### Challenge
Output every line of the records below as a JSON list of strings, one string per line, leaving out any blank lines.
***** Dataset entries
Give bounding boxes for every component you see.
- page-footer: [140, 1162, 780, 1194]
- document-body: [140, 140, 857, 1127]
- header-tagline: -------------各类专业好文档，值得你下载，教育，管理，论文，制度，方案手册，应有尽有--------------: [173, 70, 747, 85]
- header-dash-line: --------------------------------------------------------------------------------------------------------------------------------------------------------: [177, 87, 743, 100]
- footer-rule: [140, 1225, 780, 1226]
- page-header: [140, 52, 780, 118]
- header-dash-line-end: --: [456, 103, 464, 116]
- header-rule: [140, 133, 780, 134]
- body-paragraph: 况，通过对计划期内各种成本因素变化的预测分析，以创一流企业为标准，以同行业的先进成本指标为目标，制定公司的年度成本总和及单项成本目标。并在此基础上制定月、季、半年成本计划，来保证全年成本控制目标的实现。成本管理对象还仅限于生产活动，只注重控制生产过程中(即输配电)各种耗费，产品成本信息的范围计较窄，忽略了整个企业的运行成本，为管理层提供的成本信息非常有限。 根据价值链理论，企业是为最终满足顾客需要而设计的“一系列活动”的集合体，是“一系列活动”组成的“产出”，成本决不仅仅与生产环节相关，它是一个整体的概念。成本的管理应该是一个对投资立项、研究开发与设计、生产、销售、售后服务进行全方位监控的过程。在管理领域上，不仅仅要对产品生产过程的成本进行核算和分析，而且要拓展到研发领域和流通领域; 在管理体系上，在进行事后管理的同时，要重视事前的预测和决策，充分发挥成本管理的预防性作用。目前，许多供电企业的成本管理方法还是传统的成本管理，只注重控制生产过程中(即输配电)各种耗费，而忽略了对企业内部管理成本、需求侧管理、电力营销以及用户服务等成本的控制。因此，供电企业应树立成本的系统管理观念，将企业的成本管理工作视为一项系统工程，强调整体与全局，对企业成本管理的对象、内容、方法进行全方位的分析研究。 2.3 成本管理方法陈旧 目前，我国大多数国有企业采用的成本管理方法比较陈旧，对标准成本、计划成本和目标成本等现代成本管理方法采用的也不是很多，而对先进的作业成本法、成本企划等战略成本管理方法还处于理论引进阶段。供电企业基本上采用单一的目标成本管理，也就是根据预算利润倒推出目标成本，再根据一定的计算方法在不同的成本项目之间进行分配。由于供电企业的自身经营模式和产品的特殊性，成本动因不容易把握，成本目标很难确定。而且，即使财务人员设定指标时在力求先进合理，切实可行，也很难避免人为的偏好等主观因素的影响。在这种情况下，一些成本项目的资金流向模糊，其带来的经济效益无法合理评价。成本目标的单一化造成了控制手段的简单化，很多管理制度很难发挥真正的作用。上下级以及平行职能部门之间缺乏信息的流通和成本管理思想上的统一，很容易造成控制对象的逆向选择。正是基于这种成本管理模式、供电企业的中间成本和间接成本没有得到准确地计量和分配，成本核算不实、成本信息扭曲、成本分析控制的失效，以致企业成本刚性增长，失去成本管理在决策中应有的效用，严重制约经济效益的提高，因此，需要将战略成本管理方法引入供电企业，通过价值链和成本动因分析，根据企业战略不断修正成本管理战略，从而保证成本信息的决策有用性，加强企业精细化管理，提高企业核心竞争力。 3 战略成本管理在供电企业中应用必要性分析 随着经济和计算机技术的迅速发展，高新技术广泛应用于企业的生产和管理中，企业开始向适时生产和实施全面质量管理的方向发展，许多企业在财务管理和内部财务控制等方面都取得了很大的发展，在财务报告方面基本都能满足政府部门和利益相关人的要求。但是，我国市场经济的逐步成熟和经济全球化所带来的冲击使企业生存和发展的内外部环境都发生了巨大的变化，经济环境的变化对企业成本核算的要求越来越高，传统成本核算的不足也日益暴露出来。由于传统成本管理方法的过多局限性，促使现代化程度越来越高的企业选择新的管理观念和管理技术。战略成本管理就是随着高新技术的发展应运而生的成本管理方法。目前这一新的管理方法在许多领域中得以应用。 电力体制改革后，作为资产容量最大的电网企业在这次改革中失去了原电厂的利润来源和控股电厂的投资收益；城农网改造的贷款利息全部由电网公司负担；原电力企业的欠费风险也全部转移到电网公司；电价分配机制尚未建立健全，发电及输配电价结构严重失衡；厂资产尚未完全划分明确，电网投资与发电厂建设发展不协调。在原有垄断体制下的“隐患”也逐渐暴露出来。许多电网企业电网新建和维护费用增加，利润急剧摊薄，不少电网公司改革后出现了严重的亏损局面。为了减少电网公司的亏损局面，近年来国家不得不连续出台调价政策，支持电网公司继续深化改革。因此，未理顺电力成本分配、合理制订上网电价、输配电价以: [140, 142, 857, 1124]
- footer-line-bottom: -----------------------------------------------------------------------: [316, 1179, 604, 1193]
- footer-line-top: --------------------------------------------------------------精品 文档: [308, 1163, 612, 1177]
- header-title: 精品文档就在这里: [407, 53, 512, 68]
**********
### The completed task
[
  "Give bounding boxes for every component you see.",
  "- page-footer: [140, 1162, 780, 1194]",
  "- document-body: [140, 140, 857, 1127]",
  "- header-tagline: -------------各类专业好文档，值得你下载，教育，管理，论文，制度，方案手册，应有尽有--------------: [173, 70, 747, 85]",
  "- header-dash-line: --------------------------------------------------------------------------------------------------------------------------------------------------------: [177, 87, 743, 100]",
  "- footer-rule: [140, 1225, 780, 1226]",
  "- page-header: [140, 52, 780, 118]",
  "- header-dash-line-end: --: [456, 103, 464, 116]",
  "- header-rule: [140, 133, 780, 134]",
  "- body-paragraph: 况，通过对计划期内各种成本因素变化的预测分析，以创一流企业为标准，以同行业的先进成本指标为目标，制定公司的年度成本总和及单项成本目标。并在此基础上制定月、季、半年成本计划，来保证全年成本控制目标的实现。成本管理对象还仅限于生产活动，只注重控制生产过程中(即输配电)各种耗费，产品成本信息的范围计较窄，忽略了整个企业的运行成本，为管理层提供的成本信息非常有限。 根据价值链理论，企业是为最终满足顾客需要而设计的“一系列活动”的集合体，是“一系列活动”组成的“产出”，成本决不仅仅与生产环节相关，它是一个整体的概念。成本的管理应该是一个对投资立项、研究开发与设计、生产、销售、售后服务进行全方位监控的过程。在管理领域上，不仅仅要对产品生产过程的成本进行核算和分析，而且要拓展到研发领域和流通领域; 在管理体系上，在进行事后管理的同时，要重视事前的预测和决策，充分发挥成本管理的预防性作用。目前，许多供电企业的成本管理方法还是传统的成本管理，只注重控制生产过程中(即输配电)各种耗费，而忽略了对企业内部管理成本、需求侧管理、电力营销以及用户服务等成本的控制。因此，供电企业应树立成本的系统管理观念，将企业的成本管理工作视为一项系统工程，强调整体与全局，对企业成本管理的对象、内容、方法进行全方位的分析研究。 2.3 成本管理方法陈旧 目前，我国大多数国有企业采用的成本管理方法比较陈旧，对标准成本、计划成本和目标成本等现代成本管理方法采用的也不是很多，而对先进的作业成本法、成本企划等战略成本管理方法还处于理论引进阶段。供电企业基本上采用单一的目标成本管理，也就是根据预算利润倒推出目标成本，再根据一定的计算方法在不同的成本项目之间进行分配。由于供电企业的自身经营模式和产品的特殊性，成本动因不容易把握，成本目标很难确定。而且，即使财务人员设定指标时在力求先进合理，切实可行，也很难避免人为的偏好等主观因素的影响。在这种情况下，一些成本项目的资金流向模糊，其带来的经济效益无法合理评价。成本目标的单一化造成了控制手段的简单化，很多管理制度很难发挥真正的作用。上下级以及平行职能部门之间缺乏信息的流通和成本管理思想上的统一，很容易造成控制对象的逆向选择。正是基于这种成本管理模式、供电企业的中间成本和间接成本没有得到准确地计量和分配，成本核算不实、成本信息扭曲、成本分析控制的失效，以致企业成本刚性增长，失去成本管理在决策中应有的效用，严重制约经济效益的提高，因此，需要将战略成本管理方法引入供电企业，通过价值链和成本动因分析，根据企业战略不断修正成本管理战略，从而保证成本信息的决策有用性，加强企业精细化管理，提高企业核心竞争力。 3 战略成本管理在供电企业中应用必要性分析 随着经济和计算机技术的迅速发展，高新技术广泛应用于企业的生产和管理中，企业开始向适时生产和实施全面质量管理的方向发展，许多企业在财务管理和内部财务控制等方面都取得了很大的发展，在财务报告方面基本都能满足政府部门和利益相关人的要求。但是，我国市场经济的逐步成熟和经济全球化所带来的冲击使企业生存和发展的内外部环境都发生了巨大的变化，经济环境的变化对企业成本核算的要求越来越高，传统成本核算的不足也日益暴露出来。由于传统成本管理方法的过多局限性，促使现代化程度越来越高的企业选择新的管理观念和管理技术。战略成本管理就是随着高新技术的发展应运而生的成本管理方法。目前这一新的管理方法在许多领域中得以应用。 电力体制改革后，作为资产容量最大的电网企业在这次改革中失去了原电厂的利润来源和控股电厂的投资收益；城农网改造的贷款利息全部由电网公司负担；原电力企业的欠费风险也全部转移到电网公司；电价分配机制尚未建立健全，发电及输配电价结构严重失衡；厂资产尚未完全划分明确，电网投资与发电厂建设发展不协调。在原有垄断体制下的“隐患”也逐渐暴露出来。许多电网企业电网新建和维护费用增加，利润急剧摊薄，不少电网公司改革后出现了严重的亏损局面。为了减少电网公司的亏损局面，近年来国家不得不连续出台调价政策，支持电网公司继续深化改革。因此，未理顺电力成本分配、合理制订上网电价、输配电价以: [140, 142, 857, 1124]",
  "- footer-line-bottom: -----------------------------------------------------------------------: [316, 1179, 604, 1193]",
  "- footer-line-top: --------------------------------------------------------------精品 文档: [308, 1163, 612, 1177]",
  "- header-title: 精品文档就在这里: [407, 53, 512, 68]"
]